• DO THIS: Filter for the word "text" and keep each matching line.

:: PROVIDED MATERIAL ::

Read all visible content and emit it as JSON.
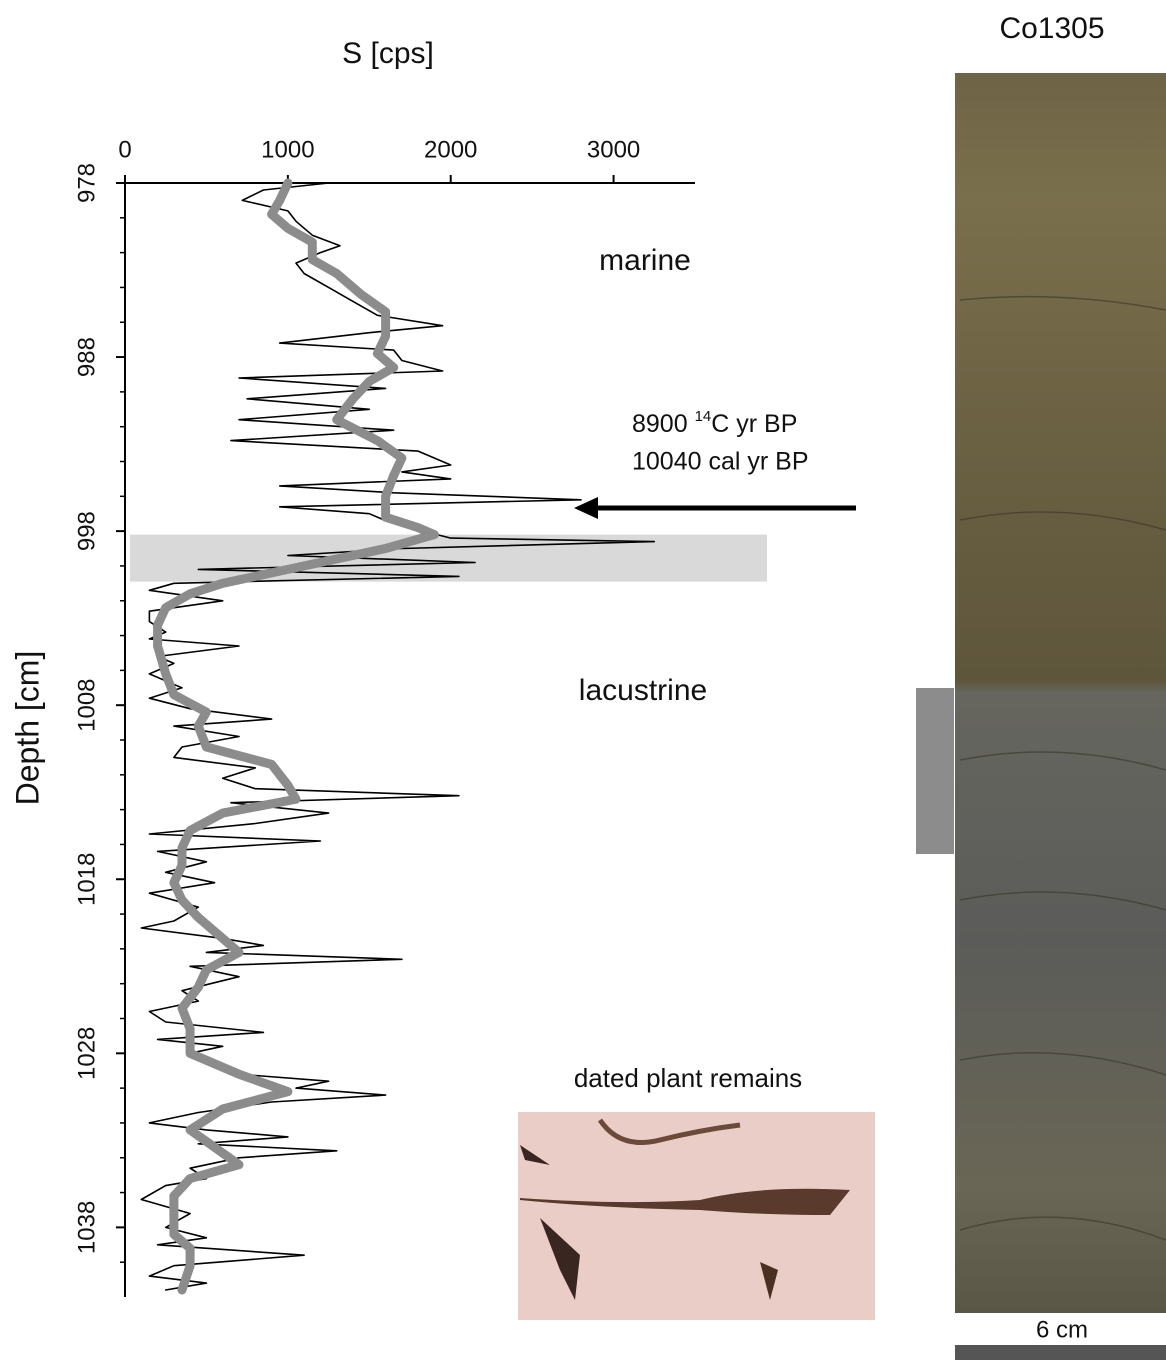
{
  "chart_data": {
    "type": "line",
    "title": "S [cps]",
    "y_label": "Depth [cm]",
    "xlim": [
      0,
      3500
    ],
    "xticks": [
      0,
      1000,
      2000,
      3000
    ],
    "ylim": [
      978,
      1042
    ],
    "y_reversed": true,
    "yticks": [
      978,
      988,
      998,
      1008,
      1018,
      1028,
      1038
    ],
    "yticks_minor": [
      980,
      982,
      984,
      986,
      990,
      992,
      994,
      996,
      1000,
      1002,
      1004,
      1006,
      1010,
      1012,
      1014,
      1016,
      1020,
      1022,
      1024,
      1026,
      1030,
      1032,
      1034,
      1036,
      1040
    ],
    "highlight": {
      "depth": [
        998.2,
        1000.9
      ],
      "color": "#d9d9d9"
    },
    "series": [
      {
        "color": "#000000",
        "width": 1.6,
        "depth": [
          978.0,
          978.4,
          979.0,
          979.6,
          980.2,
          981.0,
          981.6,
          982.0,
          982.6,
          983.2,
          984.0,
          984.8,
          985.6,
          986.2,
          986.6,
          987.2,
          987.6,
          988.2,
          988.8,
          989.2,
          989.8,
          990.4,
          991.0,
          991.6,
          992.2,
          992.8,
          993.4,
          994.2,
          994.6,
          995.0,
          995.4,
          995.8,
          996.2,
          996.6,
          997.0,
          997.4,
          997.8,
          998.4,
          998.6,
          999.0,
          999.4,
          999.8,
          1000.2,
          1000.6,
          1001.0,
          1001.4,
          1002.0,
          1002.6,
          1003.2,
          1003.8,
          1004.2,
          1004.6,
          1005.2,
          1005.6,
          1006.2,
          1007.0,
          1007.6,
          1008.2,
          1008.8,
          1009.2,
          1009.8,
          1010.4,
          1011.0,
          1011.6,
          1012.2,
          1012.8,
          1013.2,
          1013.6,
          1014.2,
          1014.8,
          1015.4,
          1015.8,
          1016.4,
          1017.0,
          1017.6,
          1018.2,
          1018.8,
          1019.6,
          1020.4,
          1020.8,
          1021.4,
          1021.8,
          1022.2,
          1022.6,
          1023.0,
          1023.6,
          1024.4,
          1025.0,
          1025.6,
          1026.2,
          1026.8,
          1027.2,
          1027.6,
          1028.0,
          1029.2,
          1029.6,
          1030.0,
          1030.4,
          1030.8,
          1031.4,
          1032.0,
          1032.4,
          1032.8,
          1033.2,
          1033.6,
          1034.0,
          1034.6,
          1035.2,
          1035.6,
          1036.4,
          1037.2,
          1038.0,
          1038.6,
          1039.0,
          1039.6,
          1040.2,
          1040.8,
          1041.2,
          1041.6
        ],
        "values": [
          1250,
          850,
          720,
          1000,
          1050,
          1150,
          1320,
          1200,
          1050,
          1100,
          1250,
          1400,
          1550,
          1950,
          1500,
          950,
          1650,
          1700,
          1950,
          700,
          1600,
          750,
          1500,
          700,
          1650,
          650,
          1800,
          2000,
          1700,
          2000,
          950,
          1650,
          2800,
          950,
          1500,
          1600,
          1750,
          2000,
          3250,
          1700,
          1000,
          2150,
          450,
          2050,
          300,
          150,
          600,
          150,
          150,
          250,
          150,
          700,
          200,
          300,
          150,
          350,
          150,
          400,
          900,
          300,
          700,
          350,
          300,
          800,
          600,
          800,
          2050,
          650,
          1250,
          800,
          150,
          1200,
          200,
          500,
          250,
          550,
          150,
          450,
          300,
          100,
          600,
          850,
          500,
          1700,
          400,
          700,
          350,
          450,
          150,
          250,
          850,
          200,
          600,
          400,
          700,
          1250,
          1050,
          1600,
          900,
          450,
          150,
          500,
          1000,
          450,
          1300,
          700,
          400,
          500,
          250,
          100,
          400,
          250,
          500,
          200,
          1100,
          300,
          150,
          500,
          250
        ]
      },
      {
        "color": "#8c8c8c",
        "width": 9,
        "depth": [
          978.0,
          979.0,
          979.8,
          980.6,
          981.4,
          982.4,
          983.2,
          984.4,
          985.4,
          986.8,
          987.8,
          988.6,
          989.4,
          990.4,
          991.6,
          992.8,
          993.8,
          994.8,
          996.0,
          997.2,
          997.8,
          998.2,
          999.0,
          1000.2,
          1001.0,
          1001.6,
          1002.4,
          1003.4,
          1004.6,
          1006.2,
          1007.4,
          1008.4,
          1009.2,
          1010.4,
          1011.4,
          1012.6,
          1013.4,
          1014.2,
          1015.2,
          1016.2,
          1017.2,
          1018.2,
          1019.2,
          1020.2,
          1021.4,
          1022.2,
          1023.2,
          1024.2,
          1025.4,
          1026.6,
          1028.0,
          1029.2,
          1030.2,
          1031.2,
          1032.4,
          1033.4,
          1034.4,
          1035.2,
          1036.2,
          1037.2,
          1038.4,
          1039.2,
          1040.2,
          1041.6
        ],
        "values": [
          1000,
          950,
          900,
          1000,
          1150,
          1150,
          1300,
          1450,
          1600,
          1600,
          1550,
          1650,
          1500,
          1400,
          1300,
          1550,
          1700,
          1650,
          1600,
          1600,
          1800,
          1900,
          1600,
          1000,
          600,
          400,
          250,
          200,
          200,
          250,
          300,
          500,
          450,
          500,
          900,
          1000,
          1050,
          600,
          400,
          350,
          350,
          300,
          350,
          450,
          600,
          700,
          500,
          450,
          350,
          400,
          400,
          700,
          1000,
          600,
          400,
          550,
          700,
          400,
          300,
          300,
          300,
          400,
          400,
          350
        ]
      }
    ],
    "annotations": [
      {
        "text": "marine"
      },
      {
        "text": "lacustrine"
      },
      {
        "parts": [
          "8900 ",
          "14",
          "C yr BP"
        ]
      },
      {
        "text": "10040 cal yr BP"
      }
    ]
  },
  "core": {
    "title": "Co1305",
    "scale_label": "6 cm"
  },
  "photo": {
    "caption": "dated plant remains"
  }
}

:::

• ANSWER TO THIS TASK:
        "text": "marine"
        "text": "lacustrine"
        "text": "10040 cal yr BP"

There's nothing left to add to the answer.